> TASK DESCRIPTION:
Print out each entry below exactly, please.

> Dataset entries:
==========
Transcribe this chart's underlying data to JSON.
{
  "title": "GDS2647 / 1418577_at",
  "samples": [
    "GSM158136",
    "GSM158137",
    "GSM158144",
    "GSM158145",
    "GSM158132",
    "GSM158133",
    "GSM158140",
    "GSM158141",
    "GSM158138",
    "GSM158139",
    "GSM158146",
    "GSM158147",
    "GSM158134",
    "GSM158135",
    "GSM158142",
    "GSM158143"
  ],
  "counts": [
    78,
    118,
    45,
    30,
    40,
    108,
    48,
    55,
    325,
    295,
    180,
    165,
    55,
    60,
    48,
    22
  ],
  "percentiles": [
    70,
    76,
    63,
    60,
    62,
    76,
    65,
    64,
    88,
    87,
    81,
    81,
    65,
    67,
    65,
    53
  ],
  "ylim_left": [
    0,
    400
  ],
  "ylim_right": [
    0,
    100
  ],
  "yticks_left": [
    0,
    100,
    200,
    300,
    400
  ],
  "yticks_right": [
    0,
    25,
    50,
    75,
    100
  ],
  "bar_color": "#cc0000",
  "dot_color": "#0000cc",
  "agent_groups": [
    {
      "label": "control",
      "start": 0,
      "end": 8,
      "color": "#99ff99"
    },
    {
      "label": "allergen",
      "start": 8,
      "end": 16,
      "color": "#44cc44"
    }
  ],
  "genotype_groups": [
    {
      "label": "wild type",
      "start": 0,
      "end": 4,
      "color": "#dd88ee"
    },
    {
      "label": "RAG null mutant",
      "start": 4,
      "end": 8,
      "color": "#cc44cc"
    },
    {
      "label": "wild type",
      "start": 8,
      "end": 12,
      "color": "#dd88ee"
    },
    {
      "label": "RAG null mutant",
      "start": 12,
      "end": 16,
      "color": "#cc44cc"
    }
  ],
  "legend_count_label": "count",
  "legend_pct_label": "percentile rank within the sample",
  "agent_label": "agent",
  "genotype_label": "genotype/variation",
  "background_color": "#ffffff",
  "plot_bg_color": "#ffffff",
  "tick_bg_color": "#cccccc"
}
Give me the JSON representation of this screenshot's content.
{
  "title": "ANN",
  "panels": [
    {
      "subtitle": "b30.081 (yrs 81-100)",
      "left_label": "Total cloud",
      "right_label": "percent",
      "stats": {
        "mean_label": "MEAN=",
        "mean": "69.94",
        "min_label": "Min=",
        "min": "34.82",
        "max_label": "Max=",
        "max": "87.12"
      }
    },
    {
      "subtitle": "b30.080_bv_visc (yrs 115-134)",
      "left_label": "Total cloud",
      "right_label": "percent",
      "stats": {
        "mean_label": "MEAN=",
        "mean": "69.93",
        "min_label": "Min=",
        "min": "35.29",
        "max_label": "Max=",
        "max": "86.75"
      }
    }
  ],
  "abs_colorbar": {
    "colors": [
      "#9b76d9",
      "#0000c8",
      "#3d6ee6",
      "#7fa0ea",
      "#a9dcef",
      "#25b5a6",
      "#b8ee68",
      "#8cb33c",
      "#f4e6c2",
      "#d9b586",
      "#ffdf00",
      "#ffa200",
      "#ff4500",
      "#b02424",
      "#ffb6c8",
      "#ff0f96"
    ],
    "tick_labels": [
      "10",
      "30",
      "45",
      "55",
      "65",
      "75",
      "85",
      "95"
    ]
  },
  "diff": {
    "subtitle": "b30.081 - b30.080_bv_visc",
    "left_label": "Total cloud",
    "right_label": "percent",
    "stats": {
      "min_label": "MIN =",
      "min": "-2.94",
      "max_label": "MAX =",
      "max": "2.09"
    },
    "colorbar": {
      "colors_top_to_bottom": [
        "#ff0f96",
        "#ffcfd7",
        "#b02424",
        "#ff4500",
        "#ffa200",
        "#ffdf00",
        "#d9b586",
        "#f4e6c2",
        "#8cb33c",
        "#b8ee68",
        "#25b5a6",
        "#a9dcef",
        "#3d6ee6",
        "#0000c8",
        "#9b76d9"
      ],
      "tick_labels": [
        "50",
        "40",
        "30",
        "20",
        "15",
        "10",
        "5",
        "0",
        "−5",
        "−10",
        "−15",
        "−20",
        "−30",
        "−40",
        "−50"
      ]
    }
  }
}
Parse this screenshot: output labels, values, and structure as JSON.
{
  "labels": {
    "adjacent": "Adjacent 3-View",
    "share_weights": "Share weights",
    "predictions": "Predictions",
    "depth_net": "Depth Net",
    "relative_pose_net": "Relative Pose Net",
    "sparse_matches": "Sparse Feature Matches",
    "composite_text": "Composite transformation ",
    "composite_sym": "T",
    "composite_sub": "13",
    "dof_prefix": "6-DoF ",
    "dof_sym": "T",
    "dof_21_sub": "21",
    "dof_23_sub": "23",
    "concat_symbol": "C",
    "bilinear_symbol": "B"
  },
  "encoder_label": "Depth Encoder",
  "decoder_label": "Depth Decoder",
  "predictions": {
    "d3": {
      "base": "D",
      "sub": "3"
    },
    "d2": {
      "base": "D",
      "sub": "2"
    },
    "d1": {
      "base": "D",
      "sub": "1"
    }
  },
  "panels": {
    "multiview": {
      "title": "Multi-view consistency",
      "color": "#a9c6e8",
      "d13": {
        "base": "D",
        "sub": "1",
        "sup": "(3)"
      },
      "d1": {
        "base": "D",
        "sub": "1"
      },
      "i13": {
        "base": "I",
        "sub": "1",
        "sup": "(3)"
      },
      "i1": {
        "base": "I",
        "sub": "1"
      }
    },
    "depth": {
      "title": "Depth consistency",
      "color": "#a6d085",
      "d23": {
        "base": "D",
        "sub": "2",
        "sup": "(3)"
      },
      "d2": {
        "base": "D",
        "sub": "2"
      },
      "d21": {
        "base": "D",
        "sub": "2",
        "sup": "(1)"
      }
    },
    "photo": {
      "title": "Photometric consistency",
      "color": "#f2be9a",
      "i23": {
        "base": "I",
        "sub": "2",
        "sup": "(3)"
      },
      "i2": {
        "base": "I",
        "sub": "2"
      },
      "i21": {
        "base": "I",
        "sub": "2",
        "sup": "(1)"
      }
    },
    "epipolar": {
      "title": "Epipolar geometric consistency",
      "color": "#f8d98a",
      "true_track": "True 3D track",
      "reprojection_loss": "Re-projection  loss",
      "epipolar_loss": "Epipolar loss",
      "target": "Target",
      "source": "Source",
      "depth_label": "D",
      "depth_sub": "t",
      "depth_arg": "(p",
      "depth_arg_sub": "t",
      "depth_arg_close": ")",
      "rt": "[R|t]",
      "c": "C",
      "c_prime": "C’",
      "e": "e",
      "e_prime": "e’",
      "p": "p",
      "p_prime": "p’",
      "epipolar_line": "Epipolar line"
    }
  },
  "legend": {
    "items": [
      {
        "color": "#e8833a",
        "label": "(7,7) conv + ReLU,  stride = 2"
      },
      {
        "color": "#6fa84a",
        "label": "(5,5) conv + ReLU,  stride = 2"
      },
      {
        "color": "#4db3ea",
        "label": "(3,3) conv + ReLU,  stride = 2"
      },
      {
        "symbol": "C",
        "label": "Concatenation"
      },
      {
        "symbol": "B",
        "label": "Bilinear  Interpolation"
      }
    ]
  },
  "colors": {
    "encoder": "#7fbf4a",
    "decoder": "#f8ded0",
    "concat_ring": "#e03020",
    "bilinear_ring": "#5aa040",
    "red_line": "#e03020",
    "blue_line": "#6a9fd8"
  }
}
==========
> EXERCISE RESULT:
Transcribe this chart's underlying data to JSON.
{
  "title": "GDS2647 / 1418577_at",
  "samples": [
    "GSM158136",
    "GSM158137",
    "GSM158144",
    "GSM158145",
    "GSM158132",
    "GSM158133",
    "GSM158140",
    "GSM158141",
    "GSM158138",
    "GSM158139",
    "GSM158146",
    "GSM158147",
    "GSM158134",
    "GSM158135",
    "GSM158142",
    "GSM158143"
  ],
  "counts": [
    78,
    118,
    45,
    30,
    40,
    108,
    48,
    55,
    325,
    295,
    180,
    165,
    55,
    60,
    48,
    22
  ],
  "percentiles": [
    70,
    76,
    63,
    60,
    62,
    76,
    65,
    64,
    88,
    87,
    81,
    81,
    65,
    67,
    65,
    53
  ],
  "ylim_left": [
    0,
    400
  ],
  "ylim_right": [
    0,
    100
  ],
  "yticks_left": [
    0,
    100,
    200,
    300,
    400
  ],
  "yticks_right": [
    0,
    25,
    50,
    75,
    100
  ],
  "bar_color": "#cc0000",
  "dot_color": "#0000cc",
  "agent_groups": [
    {
      "label": "control",
      "start": 0,
      "end": 8,
      "color": "#99ff99"
    },
    {
      "label": "allergen",
      "start": 8,
      "end": 16,
      "color": "#44cc44"
    }
  ],
  "genotype_groups": [
    {
      "label": "wild type",
      "start": 0,
      "end": 4,
      "color": "#dd88ee"
    },
    {
      "label": "RAG null mutant",
      "start": 4,
      "end": 8,
      "color": "#cc44cc"
    },
    {
      "label": "wild type",
      "start": 8,
      "end": 12,
      "color": "#dd88ee"
    },
    {
      "label": "RAG null mutant",
      "start": 12,
      "end": 16,
      "color": "#cc44cc"
    }
  ],
  "legend_count_label": "count",
  "legend_pct_label": "percentile rank within the sample",
  "agent_label": "agent",
  "genotype_label": "genotype/variation",
  "background_color": "#ffffff",
  "plot_bg_color": "#ffffff",
  "tick_bg_color": "#cccccc"
}
Give me the JSON representation of this screenshot's content.
{
  "title": "ANN",
  "panels": [
    {
      "subtitle": "b30.081 (yrs 81-100)",
      "left_label": "Total cloud",
      "right_label": "percent",
      "stats": {
        "mean_label": "MEAN=",
        "mean": "69.94",
        "min_label": "Min=",
        "min": "34.82",
        "max_label": "Max=",
        "max": "87.12"
      }
    },
    {
      "subtitle": "b30.080_bv_visc (yrs 115-134)",
      "left_label": "Total cloud",
      "right_label": "percent",
      "stats": {
        "mean_label": "MEAN=",
        "mean": "69.93",
        "min_label": "Min=",
        "min": "35.29",
        "max_label": "Max=",
        "max": "86.75"
      }
    }
  ],
  "abs_colorbar": {
    "colors": [
      "#9b76d9",
      "#0000c8",
      "#3d6ee6",
      "#7fa0ea",
      "#a9dcef",
      "#25b5a6",
      "#b8ee68",
      "#8cb33c",
      "#f4e6c2",
      "#d9b586",
      "#ffdf00",
      "#ffa200",
      "#ff4500",
      "#b02424",
      "#ffb6c8",
      "#ff0f96"
    ],
    "tick_labels": [
      "10",
      "30",
      "45",
      "55",
      "65",
      "75",
      "85",
      "95"
    ]
  },
  "diff": {
    "subtitle": "b30.081 - b30.080_bv_visc",
    "left_label": "Total cloud",
    "right_label": "percent",
    "stats": {
      "min_label": "MIN =",
      "min": "-2.94",
      "max_label": "MAX =",
      "max": "2.09"
    },
    "colorbar": {
      "colors_top_to_bottom": [
        "#ff0f96",
        "#ffcfd7",
        "#b02424",
        "#ff4500",
        "#ffa200",
        "#ffdf00",
        "#d9b586",
        "#f4e6c2",
        "#8cb33c",
        "#b8ee68",
        "#25b5a6",
        "#a9dcef",
        "#3d6ee6",
        "#0000c8",
        "#9b76d9"
      ],
      "tick_labels": [
        "50",
        "40",
        "30",
        "20",
        "15",
        "10",
        "5",
        "0",
        "−5",
        "−10",
        "−15",
        "−20",
        "−30",
        "−40",
        "−50"
      ]
    }
  }
}
Parse this screenshot: output labels, values, and structure as JSON.
{
  "labels": {
    "adjacent": "Adjacent 3-View",
    "share_weights": "Share weights",
    "predictions": "Predictions",
    "depth_net": "Depth Net",
    "relative_pose_net": "Relative Pose Net",
    "sparse_matches": "Sparse Feature Matches",
    "composite_text": "Composite transformation ",
    "composite_sym": "T",
    "composite_sub": "13",
    "dof_prefix": "6-DoF ",
    "dof_sym": "T",
    "dof_21_sub": "21",
    "dof_23_sub": "23",
    "concat_symbol": "C",
    "bilinear_symbol": "B"
  },
  "encoder_label": "Depth Encoder",
  "decoder_label": "Depth Decoder",
  "predictions": {
    "d3": {
      "base": "D",
      "sub": "3"
    },
    "d2": {
      "base": "D",
      "sub": "2"
    },
    "d1": {
      "base": "D",
      "sub": "1"
    }
  },
  "panels": {
    "multiview": {
      "title": "Multi-view consistency",
      "color": "#a9c6e8",
      "d13": {
        "base": "D",
        "sub": "1",
        "sup": "(3)"
      },
      "d1": {
        "base": "D",
        "sub": "1"
      },
      "i13": {
        "base": "I",
        "sub": "1",
        "sup": "(3)"
      },
      "i1": {
        "base": "I",
        "sub": "1"
      }
    },
    "depth": {
      "title": "Depth consistency",
      "color": "#a6d085",
      "d23": {
        "base": "D",
        "sub": "2",
        "sup": "(3)"
      },
      "d2": {
        "base": "D",
        "sub": "2"
      },
      "d21": {
        "base": "D",
        "sub": "2",
        "sup": "(1)"
      }
    },
    "photo": {
      "title": "Photometric consistency",
      "color": "#f2be9a",
      "i23": {
        "base": "I",
        "sub": "2",
        "sup": "(3)"
      },
      "i2": {
        "base": "I",
        "sub": "2"
      },
      "i21": {
        "base": "I",
        "sub": "2",
        "sup": "(1)"
      }
    },
    "epipolar": {
      "title": "Epipolar geometric consistency",
      "color": "#f8d98a",
      "true_track": "True 3D track",
      "reprojection_loss": "Re-projection  loss",
      "epipolar_loss": "Epipolar loss",
      "target": "Target",
      "source": "Source",
      "depth_label": "D",
      "depth_sub": "t",
      "depth_arg": "(p",
      "depth_arg_sub": "t",
      "depth_arg_close": ")",
      "rt": "[R|t]",
      "c": "C",
      "c_prime": "C’",
      "e": "e",
      "e_prime": "e’",
      "p": "p",
      "p_prime": "p’",
      "epipolar_line": "Epipolar line"
    }
  },
  "legend": {
    "items": [
      {
        "color": "#e8833a",
        "label": "(7,7) conv + ReLU,  stride = 2"
      },
      {
        "color": "#6fa84a",
        "label": "(5,5) conv + ReLU,  stride = 2"
      },
      {
        "color": "#4db3ea",
        "label": "(3,3) conv + ReLU,  stride = 2"
      },
      {
        "symbol": "C",
        "label": "Concatenation"
      },
      {
        "symbol": "B",
        "label": "Bilinear  Interpolation"
      }
    ]
  },
  "colors": {
    "encoder": "#7fbf4a",
    "decoder": "#f8ded0",
    "concat_ring": "#e03020",
    "bilinear_ring": "#5aa040",
    "red_line": "#e03020",
    "blue_line": "#6a9fd8"
  }
}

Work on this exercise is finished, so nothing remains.